Dataset items
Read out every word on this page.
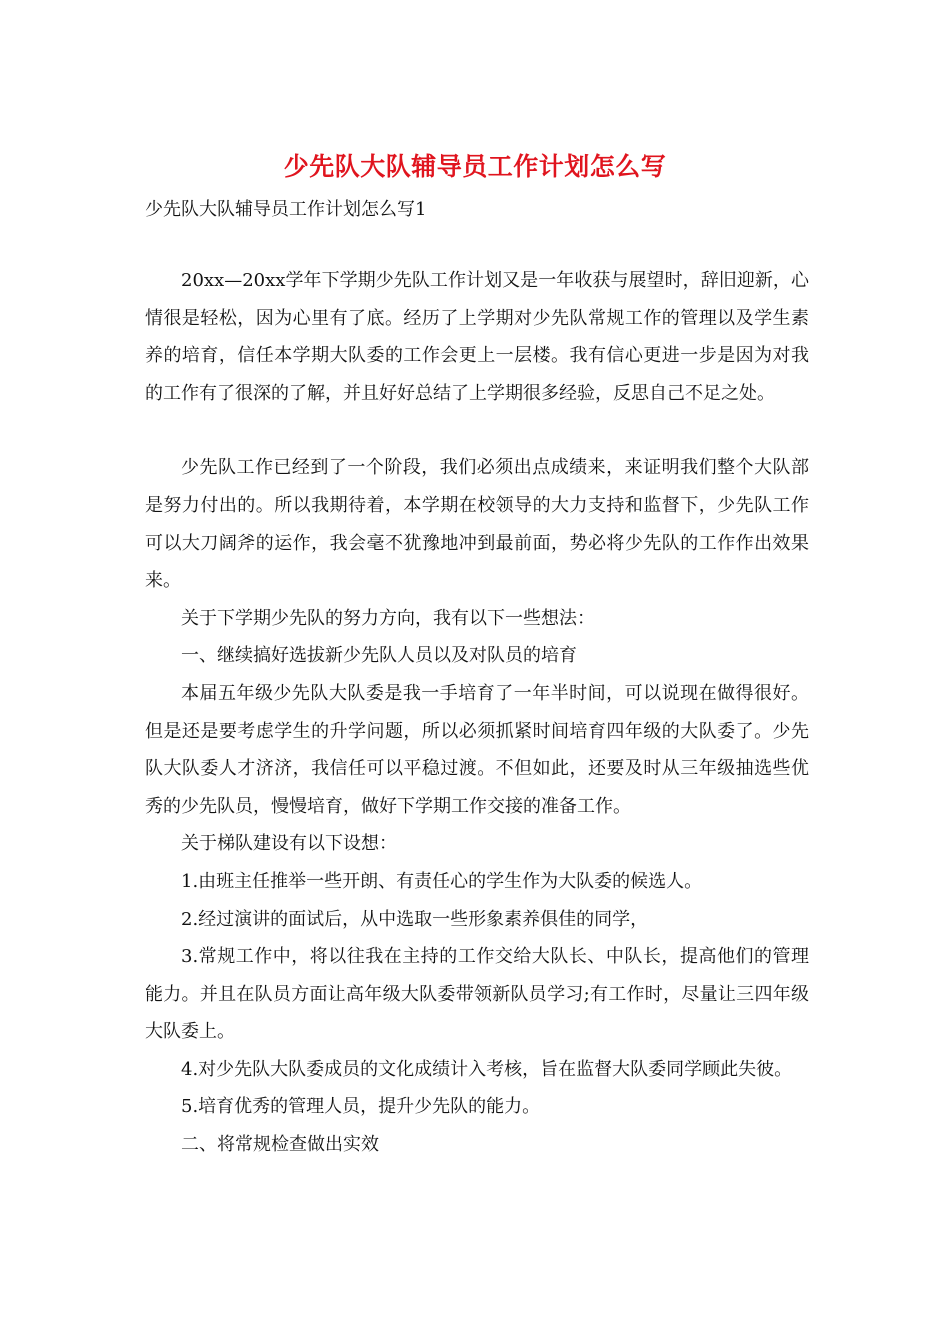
少先队大队辅导员工作计划怎么写
少先队大队辅导员工作计划怎么写1

20xx—20xx学年下学期少先队工作计划又是一年收获与展望时，辞旧迎新，心情很是轻松，因为心里有了底。经历了上学期对少先队常规工作的管理以及学生素养的培育，信任本学期大队委的工作会更上一层楼。我有信心更进一步是因为对我的工作有了很深的了解，并且好好总结了上学期很多经验，反思自己不足之处。

少先队工作已经到了一个阶段，我们必须出点成绩来，来证明我们整个大队部是努力付出的。所以我期待着，本学期在校领导的大力支持和监督下，少先队工作可以大刀阔斧的运作，我会毫不犹豫地冲到最前面，势必将少先队的工作作出效果来。

关于下学期少先队的努力方向，我有以下一些想法：

一、继续搞好选拔新少先队人员以及对队员的培育

本届五年级少先队大队委是我一手培育了一年半时间，可以说现在做得很好。但是还是要考虑学生的升学问题，所以必须抓紧时间培育四年级的大队委了。少先队大队委人才济济，我信任可以平稳过渡。不但如此，还要及时从三年级抽选些优秀的少先队员，慢慢培育，做好下学期工作交接的准备工作。

关于梯队建设有以下设想：

1.由班主任推举一些开朗、有责任心的学生作为大队委的候选人。

2.经过演讲的面试后，从中选取一些形象素养俱佳的同学，

3.常规工作中，将以往我在主持的工作交给大队长、中队长，提高他们的管理能力。并且在队员方面让高年级大队委带领新队员学习;有工作时，尽量让三四年级大队委上。

4.对少先队大队委成员的文化成绩计入考核，旨在监督大队委同学顾此失彼。

5.培育优秀的管理人员，提升少先队的能力。

二、将常规检查做出实效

## The request
Images in the data above are to be skipped. Retype all other material exactly.

## The response
Read out every word on this page.
少先队大队辅导员工作计划怎么写
少先队大队辅导员工作计划怎么写1

20xx—20xx学年下学期少先队工作计划又是一年收获与展望时，辞旧迎新，心情很是轻松，因为心里有了底。经历了上学期对少先队常规工作的管理以及学生素养的培育，信任本学期大队委的工作会更上一层楼。我有信心更进一步是因为对我的工作有了很深的了解，并且好好总结了上学期很多经验，反思自己不足之处。

少先队工作已经到了一个阶段，我们必须出点成绩来，来证明我们整个大队部是努力付出的。所以我期待着，本学期在校领导的大力支持和监督下，少先队工作可以大刀阔斧的运作，我会毫不犹豫地冲到最前面，势必将少先队的工作作出效果来。

关于下学期少先队的努力方向，我有以下一些想法：

一、继续搞好选拔新少先队人员以及对队员的培育

本届五年级少先队大队委是我一手培育了一年半时间，可以说现在做得很好。但是还是要考虑学生的升学问题，所以必须抓紧时间培育四年级的大队委了。少先队大队委人才济济，我信任可以平稳过渡。不但如此，还要及时从三年级抽选些优秀的少先队员，慢慢培育，做好下学期工作交接的准备工作。

关于梯队建设有以下设想：

1.由班主任推举一些开朗、有责任心的学生作为大队委的候选人。

2.经过演讲的面试后，从中选取一些形象素养俱佳的同学，

3.常规工作中，将以往我在主持的工作交给大队长、中队长，提高他们的管理能力。并且在队员方面让高年级大队委带领新队员学习;有工作时，尽量让三四年级大队委上。

4.对少先队大队委成员的文化成绩计入考核，旨在监督大队委同学顾此失彼。

5.培育优秀的管理人员，提升少先队的能力。

二、将常规检查做出实效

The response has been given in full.